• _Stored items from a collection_
^^^^^^^^
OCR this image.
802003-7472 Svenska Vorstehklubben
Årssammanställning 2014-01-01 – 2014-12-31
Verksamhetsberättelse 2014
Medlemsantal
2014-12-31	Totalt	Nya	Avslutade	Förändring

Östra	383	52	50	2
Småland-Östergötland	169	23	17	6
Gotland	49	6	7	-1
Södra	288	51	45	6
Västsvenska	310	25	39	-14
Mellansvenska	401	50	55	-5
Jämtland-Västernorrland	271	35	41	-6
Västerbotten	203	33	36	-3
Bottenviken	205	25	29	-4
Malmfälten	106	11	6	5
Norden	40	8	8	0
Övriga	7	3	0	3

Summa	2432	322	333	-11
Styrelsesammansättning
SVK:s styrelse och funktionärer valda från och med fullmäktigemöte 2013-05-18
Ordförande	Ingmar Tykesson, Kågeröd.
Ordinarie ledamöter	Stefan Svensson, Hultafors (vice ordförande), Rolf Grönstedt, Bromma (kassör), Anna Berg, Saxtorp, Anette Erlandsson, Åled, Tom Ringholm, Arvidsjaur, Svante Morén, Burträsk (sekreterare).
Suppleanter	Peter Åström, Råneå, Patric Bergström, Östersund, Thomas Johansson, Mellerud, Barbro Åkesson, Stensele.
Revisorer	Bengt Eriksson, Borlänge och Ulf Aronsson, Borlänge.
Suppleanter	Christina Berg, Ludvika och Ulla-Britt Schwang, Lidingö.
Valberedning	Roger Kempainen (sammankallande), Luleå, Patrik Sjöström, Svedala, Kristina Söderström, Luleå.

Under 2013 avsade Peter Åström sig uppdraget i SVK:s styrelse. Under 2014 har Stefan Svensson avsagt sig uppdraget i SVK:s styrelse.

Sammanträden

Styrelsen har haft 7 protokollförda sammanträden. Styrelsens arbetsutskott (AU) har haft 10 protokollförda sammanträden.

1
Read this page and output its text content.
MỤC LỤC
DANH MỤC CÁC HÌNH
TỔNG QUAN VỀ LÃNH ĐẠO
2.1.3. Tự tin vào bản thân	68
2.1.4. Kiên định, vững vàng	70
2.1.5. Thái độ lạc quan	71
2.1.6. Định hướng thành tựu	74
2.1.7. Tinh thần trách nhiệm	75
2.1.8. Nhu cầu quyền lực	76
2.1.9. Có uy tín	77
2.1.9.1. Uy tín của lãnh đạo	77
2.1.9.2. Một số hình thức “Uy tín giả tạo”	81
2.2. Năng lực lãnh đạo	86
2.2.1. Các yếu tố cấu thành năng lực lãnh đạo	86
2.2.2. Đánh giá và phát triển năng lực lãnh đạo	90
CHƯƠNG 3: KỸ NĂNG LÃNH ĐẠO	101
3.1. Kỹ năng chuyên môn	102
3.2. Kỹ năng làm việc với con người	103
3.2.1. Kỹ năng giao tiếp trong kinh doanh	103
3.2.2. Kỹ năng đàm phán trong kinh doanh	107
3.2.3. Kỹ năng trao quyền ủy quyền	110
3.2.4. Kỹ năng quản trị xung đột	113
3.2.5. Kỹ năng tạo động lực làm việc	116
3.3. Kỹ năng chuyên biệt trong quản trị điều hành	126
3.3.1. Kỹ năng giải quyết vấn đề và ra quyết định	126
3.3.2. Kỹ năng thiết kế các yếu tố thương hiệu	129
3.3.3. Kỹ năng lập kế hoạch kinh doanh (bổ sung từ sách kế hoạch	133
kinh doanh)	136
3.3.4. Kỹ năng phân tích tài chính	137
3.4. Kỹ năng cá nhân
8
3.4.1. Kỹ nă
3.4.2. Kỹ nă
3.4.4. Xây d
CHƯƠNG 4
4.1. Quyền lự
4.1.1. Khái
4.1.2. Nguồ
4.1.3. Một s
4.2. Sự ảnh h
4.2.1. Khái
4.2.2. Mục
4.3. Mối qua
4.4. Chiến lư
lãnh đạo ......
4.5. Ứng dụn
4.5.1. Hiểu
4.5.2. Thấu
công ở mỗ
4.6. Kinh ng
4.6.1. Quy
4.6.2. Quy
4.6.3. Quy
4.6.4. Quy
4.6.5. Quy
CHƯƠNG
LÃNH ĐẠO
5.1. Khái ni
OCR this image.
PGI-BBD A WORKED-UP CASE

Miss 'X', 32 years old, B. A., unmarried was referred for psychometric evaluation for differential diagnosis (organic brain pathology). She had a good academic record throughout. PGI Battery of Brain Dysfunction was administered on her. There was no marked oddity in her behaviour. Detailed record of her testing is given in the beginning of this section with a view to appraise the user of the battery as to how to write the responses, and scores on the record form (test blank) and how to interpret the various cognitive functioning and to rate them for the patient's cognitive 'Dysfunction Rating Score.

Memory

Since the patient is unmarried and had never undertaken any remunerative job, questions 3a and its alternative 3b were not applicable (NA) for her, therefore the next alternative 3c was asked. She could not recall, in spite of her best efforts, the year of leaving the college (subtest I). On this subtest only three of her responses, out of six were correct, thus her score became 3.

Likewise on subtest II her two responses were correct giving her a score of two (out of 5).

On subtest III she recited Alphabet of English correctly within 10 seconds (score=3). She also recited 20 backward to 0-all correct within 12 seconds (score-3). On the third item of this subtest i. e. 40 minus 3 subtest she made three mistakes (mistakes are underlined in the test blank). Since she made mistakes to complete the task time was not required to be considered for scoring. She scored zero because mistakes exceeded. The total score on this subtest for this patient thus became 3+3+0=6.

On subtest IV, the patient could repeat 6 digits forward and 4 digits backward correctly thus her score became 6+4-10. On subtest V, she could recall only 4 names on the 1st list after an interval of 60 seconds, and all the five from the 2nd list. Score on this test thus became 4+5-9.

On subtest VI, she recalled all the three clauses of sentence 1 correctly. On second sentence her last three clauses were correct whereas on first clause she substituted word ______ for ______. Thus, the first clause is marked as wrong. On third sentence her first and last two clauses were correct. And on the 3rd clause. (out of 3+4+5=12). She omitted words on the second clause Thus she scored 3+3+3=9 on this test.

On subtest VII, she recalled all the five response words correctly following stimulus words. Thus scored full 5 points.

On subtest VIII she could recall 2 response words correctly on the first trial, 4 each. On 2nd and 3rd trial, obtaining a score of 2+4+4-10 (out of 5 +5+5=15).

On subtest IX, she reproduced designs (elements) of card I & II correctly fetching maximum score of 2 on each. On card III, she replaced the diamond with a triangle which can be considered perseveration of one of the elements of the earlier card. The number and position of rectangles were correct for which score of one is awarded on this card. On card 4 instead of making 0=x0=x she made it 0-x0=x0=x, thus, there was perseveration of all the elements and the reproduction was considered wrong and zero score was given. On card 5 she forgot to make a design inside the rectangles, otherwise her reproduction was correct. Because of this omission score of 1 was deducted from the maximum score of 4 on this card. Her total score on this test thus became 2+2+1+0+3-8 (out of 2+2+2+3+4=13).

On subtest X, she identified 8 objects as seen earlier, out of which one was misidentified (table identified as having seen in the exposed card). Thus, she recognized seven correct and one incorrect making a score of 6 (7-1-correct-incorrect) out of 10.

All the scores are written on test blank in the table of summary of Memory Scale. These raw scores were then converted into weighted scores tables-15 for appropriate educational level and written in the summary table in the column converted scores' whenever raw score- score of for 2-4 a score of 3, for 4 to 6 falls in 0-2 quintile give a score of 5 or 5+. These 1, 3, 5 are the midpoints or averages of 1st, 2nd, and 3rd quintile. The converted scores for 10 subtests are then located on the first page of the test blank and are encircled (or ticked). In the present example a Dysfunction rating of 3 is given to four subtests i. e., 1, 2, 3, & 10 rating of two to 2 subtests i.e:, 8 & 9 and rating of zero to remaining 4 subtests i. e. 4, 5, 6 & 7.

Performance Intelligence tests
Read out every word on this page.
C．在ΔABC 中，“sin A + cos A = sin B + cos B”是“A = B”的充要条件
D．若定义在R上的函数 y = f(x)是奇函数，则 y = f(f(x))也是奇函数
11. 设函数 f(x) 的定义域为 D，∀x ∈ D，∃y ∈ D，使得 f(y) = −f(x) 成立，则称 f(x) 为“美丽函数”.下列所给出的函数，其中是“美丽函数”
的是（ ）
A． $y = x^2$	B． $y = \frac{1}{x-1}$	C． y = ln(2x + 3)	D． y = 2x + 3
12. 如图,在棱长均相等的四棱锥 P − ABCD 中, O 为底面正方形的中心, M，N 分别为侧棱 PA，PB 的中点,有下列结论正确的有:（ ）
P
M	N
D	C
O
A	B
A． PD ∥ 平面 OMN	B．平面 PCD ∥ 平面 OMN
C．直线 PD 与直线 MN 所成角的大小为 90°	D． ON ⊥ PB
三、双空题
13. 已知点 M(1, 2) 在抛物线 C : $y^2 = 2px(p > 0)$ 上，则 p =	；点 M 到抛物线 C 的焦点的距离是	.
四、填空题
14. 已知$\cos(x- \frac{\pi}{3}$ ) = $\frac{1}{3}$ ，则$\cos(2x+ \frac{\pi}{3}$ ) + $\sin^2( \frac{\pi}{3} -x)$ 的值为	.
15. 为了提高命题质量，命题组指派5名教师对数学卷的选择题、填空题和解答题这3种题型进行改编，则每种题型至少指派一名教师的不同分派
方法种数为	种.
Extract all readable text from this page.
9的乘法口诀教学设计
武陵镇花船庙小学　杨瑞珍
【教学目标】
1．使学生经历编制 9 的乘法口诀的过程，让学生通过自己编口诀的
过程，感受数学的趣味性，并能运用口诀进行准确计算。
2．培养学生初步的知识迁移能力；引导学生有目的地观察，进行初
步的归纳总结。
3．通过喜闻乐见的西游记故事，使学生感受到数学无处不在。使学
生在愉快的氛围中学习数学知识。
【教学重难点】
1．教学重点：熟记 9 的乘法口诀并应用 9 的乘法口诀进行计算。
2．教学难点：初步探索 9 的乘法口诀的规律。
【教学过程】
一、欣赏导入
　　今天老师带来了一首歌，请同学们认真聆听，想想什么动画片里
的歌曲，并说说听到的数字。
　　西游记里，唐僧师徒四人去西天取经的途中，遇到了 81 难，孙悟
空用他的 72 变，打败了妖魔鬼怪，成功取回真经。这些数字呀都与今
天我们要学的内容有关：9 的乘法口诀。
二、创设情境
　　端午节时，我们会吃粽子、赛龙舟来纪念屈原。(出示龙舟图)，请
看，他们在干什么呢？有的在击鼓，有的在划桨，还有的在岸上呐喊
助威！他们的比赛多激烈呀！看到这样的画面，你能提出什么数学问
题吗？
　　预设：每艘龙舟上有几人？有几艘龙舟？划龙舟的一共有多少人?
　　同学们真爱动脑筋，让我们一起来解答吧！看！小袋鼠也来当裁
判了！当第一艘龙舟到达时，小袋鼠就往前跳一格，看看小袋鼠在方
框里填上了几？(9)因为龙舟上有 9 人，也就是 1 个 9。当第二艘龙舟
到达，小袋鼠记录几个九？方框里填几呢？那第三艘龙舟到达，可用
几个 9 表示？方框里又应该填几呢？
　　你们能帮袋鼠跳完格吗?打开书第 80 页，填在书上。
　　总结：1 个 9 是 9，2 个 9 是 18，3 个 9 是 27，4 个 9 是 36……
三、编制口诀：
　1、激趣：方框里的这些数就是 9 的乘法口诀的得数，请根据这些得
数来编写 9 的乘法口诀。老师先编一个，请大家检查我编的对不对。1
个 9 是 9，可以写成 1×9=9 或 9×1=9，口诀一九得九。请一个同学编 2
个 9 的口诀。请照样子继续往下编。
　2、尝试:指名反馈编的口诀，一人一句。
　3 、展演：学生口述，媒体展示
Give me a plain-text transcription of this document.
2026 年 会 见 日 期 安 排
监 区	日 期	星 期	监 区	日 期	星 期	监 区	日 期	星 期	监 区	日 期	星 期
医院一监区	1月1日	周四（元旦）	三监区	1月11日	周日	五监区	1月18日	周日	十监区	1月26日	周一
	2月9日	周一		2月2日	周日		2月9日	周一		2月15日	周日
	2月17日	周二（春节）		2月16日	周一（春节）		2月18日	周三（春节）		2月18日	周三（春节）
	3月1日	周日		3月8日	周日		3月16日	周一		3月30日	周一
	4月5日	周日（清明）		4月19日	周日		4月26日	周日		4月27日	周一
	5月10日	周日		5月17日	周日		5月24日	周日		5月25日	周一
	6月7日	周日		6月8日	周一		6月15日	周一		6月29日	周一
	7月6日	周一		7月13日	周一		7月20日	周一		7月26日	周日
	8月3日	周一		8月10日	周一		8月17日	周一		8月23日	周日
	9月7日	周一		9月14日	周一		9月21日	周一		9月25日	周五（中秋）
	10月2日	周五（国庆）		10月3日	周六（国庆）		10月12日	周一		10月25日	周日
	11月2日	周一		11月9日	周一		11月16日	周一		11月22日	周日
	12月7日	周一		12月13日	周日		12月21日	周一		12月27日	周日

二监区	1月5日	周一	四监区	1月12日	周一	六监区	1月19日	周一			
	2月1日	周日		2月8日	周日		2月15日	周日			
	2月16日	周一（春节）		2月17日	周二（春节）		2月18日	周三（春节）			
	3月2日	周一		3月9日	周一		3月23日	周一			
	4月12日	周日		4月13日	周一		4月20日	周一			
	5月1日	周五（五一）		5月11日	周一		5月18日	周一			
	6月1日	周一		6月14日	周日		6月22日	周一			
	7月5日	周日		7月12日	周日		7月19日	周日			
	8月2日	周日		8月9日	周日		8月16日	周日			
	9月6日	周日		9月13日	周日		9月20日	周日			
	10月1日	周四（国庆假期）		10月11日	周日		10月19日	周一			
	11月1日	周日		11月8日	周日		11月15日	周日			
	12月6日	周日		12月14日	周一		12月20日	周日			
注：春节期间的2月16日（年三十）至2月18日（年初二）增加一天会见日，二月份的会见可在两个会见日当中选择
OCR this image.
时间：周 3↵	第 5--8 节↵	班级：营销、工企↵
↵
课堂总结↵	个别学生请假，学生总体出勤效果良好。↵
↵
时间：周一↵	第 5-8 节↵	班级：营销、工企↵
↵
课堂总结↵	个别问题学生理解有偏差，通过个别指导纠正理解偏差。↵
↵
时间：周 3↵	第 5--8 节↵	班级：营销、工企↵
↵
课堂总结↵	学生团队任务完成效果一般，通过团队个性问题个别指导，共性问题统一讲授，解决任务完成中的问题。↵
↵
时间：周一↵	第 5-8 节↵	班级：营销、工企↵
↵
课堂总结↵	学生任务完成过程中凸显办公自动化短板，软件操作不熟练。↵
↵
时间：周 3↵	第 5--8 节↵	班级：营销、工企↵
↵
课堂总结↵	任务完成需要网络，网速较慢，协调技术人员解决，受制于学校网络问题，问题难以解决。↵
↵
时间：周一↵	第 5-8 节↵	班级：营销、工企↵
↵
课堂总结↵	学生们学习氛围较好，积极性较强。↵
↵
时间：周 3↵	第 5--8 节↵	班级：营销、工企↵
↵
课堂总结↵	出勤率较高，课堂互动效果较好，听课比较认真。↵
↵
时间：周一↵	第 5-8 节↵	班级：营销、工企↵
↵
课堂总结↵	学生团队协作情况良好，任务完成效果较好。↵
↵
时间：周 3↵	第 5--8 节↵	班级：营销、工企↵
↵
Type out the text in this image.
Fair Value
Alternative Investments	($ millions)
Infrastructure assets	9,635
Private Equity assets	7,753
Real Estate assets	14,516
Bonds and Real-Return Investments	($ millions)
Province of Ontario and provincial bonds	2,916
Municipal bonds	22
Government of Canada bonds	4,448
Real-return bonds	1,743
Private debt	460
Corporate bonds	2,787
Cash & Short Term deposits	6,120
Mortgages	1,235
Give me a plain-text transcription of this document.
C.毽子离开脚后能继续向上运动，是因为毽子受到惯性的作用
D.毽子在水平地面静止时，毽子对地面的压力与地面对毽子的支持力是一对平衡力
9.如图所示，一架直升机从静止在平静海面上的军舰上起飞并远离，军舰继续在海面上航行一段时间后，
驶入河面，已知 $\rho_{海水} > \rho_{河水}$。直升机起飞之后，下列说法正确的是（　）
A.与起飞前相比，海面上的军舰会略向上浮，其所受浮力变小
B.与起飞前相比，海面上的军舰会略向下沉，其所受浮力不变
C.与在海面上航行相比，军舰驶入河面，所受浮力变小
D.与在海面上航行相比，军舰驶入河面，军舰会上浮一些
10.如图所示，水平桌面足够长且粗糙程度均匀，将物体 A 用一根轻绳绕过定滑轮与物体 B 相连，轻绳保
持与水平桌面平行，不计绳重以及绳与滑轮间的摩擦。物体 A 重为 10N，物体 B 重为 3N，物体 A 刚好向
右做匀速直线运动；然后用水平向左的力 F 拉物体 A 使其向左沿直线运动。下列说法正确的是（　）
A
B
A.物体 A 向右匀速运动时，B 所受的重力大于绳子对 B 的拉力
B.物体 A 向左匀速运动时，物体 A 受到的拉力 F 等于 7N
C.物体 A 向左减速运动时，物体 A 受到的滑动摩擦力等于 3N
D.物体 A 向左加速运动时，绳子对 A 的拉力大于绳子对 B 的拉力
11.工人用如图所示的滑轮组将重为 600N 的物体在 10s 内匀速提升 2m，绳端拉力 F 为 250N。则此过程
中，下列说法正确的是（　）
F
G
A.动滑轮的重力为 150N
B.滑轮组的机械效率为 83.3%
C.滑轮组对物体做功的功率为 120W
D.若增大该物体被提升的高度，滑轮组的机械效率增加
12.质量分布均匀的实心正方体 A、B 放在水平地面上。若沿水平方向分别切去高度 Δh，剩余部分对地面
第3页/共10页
^^^^^^^^
• _WHAT NEEDS TO BE DONE_
Tally how many lines in the material above hold the word "third". Write only that number.

• _TASK RESULT_
2